WHAT YOU ARE ASKED TO DO: Scan the lines and state how many carry "做人要实". Leave out everything but the number.

= = =

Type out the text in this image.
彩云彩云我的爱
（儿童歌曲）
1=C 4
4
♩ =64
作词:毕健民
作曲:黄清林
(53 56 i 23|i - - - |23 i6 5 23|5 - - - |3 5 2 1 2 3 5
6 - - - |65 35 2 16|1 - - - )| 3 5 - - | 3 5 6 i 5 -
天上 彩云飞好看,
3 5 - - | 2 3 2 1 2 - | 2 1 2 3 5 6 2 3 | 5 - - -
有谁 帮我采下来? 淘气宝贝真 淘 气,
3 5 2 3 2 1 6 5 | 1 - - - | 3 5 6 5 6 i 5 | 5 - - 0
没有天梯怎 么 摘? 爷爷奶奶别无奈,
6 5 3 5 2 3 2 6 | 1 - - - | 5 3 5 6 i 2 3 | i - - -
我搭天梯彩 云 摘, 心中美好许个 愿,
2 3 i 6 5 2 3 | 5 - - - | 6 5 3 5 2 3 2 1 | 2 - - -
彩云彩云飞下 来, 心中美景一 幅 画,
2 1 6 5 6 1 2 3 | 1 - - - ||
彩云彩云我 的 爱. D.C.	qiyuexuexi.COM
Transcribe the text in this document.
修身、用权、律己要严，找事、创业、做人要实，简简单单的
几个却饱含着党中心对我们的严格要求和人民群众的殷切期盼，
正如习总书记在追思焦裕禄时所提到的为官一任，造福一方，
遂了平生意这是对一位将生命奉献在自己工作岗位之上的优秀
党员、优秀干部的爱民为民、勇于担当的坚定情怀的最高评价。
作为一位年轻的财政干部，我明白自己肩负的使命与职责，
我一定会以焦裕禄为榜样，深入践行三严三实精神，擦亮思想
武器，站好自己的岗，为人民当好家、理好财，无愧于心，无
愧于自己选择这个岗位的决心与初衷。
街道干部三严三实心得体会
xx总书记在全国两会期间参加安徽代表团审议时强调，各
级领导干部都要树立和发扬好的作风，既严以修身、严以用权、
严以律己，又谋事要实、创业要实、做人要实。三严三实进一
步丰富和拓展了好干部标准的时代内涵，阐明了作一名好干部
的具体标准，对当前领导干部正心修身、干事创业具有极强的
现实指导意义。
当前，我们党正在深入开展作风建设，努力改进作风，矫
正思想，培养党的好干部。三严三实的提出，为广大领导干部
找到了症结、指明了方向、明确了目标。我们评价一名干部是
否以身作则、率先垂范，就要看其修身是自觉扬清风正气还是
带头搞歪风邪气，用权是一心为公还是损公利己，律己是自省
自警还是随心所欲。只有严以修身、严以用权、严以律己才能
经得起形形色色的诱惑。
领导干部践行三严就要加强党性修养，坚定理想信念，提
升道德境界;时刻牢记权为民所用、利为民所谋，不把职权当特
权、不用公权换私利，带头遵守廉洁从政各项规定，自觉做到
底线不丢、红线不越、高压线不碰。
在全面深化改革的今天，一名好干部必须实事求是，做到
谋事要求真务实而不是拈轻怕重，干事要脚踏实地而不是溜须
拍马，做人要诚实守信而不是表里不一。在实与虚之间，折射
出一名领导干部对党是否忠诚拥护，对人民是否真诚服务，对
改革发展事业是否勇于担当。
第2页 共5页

= = =

CORRECT ANSWER: 2